**THE REQUEST**: What lines of the data include the string "days"? Copy them all.

## START

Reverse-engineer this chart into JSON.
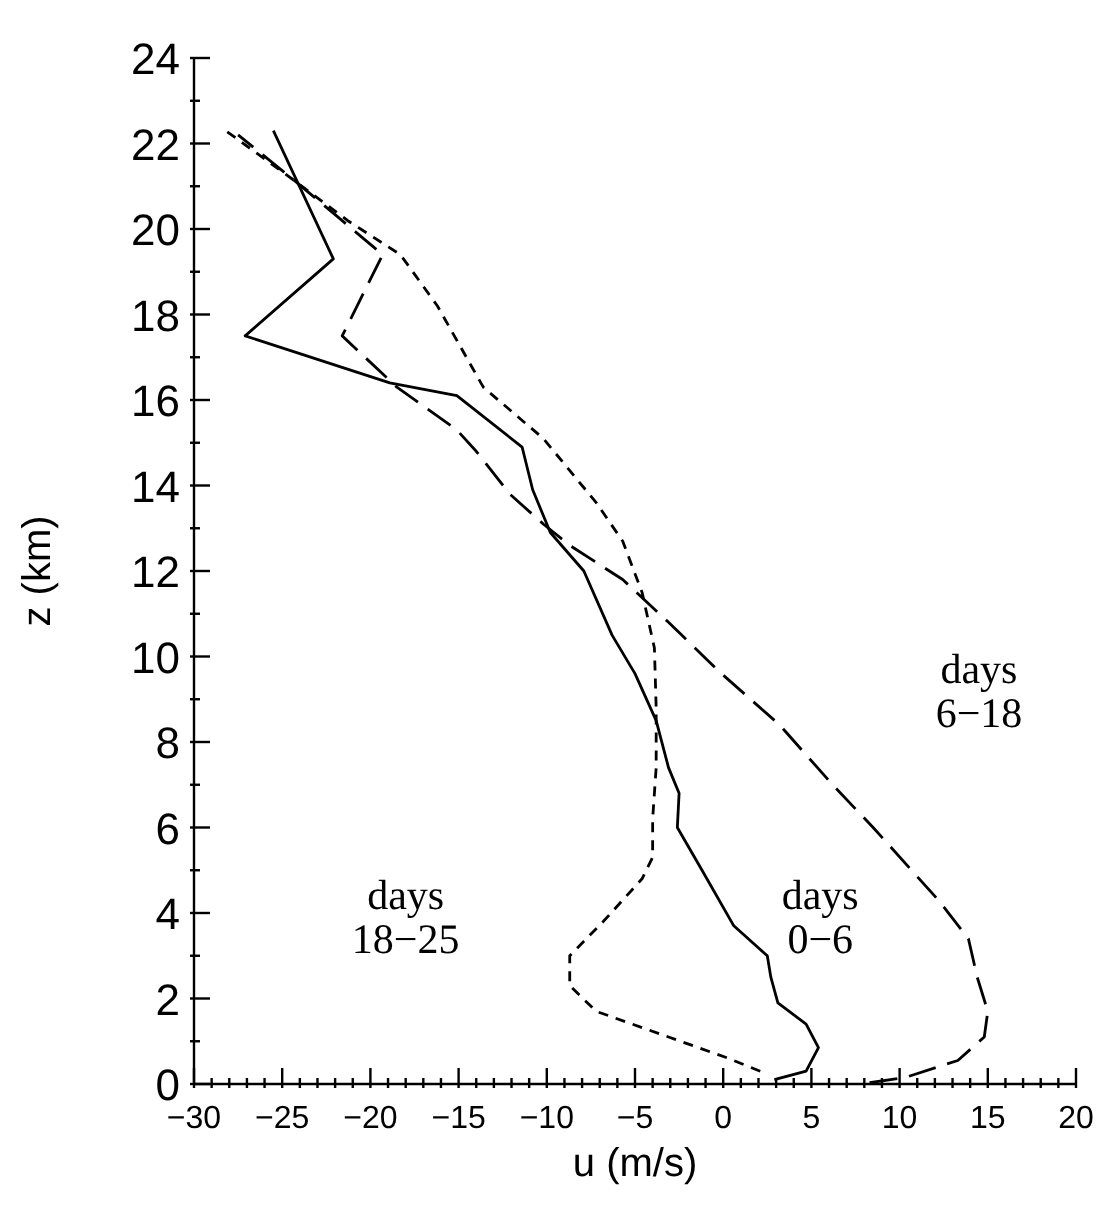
{
  "chart_data": {
    "type": "line",
    "xlabel": "u (m/s)",
    "ylabel": "z (km)",
    "xlim": [
      -30,
      20
    ],
    "ylim": [
      0,
      24
    ],
    "xticks": [
      -30,
      {
        "value": -29,
        "label": null
      },
      {
        "value": -28,
        "label": null
      },
      {
        "value": -27,
        "label": null
      },
      {
        "value": -26,
        "label": null
      },
      -25,
      {
        "value": -24,
        "label": null
      },
      {
        "value": -23,
        "label": null
      },
      {
        "value": -22,
        "label": null
      },
      {
        "value": -21,
        "label": null
      },
      -20,
      {
        "value": -19,
        "label": null
      },
      {
        "value": -18,
        "label": null
      },
      {
        "value": -17,
        "label": null
      },
      {
        "value": -16,
        "label": null
      },
      -15,
      {
        "value": -14,
        "label": null
      },
      {
        "value": -13,
        "label": null
      },
      {
        "value": -12,
        "label": null
      },
      {
        "value": -11,
        "label": null
      },
      -10,
      {
        "value": -9,
        "label": null
      },
      {
        "value": -8,
        "label": null
      },
      {
        "value": -7,
        "label": null
      },
      {
        "value": -6,
        "label": null
      },
      -5,
      {
        "value": -4,
        "label": null
      },
      {
        "value": -3,
        "label": null
      },
      {
        "value": -2,
        "label": null
      },
      {
        "value": -1,
        "label": null
      },
      0,
      {
        "value": 1,
        "label": null
      },
      {
        "value": 2,
        "label": null
      },
      {
        "value": 3,
        "label": null
      },
      {
        "value": 4,
        "label": null
      },
      5,
      {
        "value": 6,
        "label": null
      },
      {
        "value": 7,
        "label": null
      },
      {
        "value": 8,
        "label": null
      },
      {
        "value": 9,
        "label": null
      },
      10,
      {
        "value": 11,
        "label": null
      },
      {
        "value": 12,
        "label": null
      },
      {
        "value": 13,
        "label": null
      },
      {
        "value": 14,
        "label": null
      },
      15,
      {
        "value": 16,
        "label": null
      },
      {
        "value": 17,
        "label": null
      },
      {
        "value": 18,
        "label": null
      },
      {
        "value": 19,
        "label": null
      },
      20
    ],
    "yticks": [
      0,
      {
        "value": 1,
        "label": null
      },
      2,
      {
        "value": 3,
        "label": null
      },
      4,
      {
        "value": 5,
        "label": null
      },
      6,
      {
        "value": 7,
        "label": null
      },
      8,
      {
        "value": 9,
        "label": null
      },
      10,
      {
        "value": 11,
        "label": null
      },
      12,
      {
        "value": 13,
        "label": null
      },
      14,
      {
        "value": 15,
        "label": null
      },
      16,
      {
        "value": 17,
        "label": null
      },
      18,
      {
        "value": 19,
        "label": null
      },
      20,
      {
        "value": 21,
        "label": null
      },
      22,
      {
        "value": 23,
        "label": null
      },
      24
    ],
    "grid": false,
    "legend": false,
    "marker": "none",
    "series": [
      {
        "name": "days 0−6",
        "color": "#000000",
        "line_style": "solid",
        "x": [
          2.9,
          4.7,
          5.4,
          4.7,
          3.1,
          2.7,
          2.5,
          0.6,
          -1.2,
          -2.6,
          -2.5,
          -3.1,
          -3.8,
          -5,
          -6.3,
          -7.9,
          -9.8,
          -10.8,
          -11.4,
          -15.1,
          -18.9,
          -27.1,
          -22.1,
          -25.5
        ],
        "values": [
          0.1,
          0.3,
          0.85,
          1.4,
          1.9,
          2.5,
          3.0,
          3.7,
          5.0,
          6.0,
          6.8,
          7.4,
          8.5,
          9.6,
          10.5,
          12.0,
          12.9,
          13.9,
          14.9,
          16.1,
          16.4,
          17.5,
          19.3,
          22.3
        ]
      },
      {
        "name": "days 6−18",
        "color": "#000000",
        "line_style": "dashed",
        "x": [
          8.3,
          10.3,
          13.3,
          14.8,
          15,
          14.4,
          13.9,
          12.2,
          8.5,
          6.2,
          3.2,
          -0.1,
          -3.1,
          -5.7,
          -8.7,
          -10.2,
          -12.1,
          -14,
          -15.1,
          -18.5,
          -21.6,
          -19.3,
          -21.9,
          -24.5,
          -27.5
        ],
        "values": [
          0.03,
          0.15,
          0.55,
          1.1,
          1.7,
          2.5,
          3.4,
          4.3,
          6.0,
          7.0,
          8.4,
          9.6,
          10.8,
          11.8,
          12.6,
          13.1,
          13.8,
          14.8,
          15.3,
          16.3,
          17.5,
          19.4,
          20.3,
          21.2,
          22.2
        ]
      },
      {
        "name": "days 18−25",
        "color": "#000000",
        "line_style": "dotted",
        "x": [
          2.1,
          0.3,
          -3.1,
          -7.2,
          -8.7,
          -8.7,
          -6.8,
          -4.6,
          -4,
          -4,
          -3.8,
          -3.8,
          -3.9,
          -4.6,
          -5.7,
          -7.2,
          -10.2,
          -13.6,
          -16.2,
          -18.3,
          -21.3,
          -24.2,
          -28.2
        ],
        "values": [
          0.3,
          0.6,
          1.1,
          1.7,
          2.3,
          3.0,
          3.8,
          4.8,
          5.3,
          6.2,
          7.4,
          8.8,
          10.2,
          11.5,
          12.7,
          13.6,
          15.1,
          16.3,
          18.2,
          19.4,
          20.2,
          21.1,
          22.3
        ]
      }
    ]
  }
}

## END

**THE ANSWER**:
        "name": "days 0−6",
        "name": "days 6−18",
        "name": "days 18−25",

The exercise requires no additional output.